REQUIREMENT >> Please list all lines of the material below in which the string "Read" occurs.

Dataset entries

-- Begin --

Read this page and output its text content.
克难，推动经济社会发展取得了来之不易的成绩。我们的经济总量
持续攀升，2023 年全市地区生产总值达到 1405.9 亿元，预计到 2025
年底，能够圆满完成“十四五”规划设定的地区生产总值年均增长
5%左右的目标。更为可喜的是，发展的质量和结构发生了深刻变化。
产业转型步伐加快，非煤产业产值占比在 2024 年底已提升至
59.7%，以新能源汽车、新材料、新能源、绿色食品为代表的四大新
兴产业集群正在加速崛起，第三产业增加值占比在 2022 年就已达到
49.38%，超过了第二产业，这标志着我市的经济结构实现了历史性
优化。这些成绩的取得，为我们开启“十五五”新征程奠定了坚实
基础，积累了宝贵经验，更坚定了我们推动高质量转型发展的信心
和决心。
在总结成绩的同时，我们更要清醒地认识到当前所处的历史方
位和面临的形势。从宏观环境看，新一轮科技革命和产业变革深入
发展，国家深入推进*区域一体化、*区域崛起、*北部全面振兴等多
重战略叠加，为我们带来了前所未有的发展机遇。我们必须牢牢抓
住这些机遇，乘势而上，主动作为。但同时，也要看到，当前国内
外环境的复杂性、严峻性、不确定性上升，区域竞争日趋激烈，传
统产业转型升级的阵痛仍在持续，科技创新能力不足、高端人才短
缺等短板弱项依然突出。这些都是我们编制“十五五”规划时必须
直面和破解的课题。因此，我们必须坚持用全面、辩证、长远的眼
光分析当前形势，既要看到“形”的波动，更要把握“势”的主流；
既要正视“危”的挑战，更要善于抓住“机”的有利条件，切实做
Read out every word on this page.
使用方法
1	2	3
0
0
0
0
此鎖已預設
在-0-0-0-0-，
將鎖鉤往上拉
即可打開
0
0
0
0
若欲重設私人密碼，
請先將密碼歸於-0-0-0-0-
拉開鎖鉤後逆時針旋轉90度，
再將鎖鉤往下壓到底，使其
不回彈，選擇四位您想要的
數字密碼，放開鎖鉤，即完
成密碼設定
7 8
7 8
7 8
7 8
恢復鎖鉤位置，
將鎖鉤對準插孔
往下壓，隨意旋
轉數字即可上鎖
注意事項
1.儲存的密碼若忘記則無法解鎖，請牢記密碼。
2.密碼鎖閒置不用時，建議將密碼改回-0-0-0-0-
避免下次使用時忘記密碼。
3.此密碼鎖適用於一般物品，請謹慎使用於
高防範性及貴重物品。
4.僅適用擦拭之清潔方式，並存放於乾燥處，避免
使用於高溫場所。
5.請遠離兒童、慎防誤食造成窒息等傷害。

-- End --

SOLUTION >>
Read this page and output its text content.
Read out every word on this page.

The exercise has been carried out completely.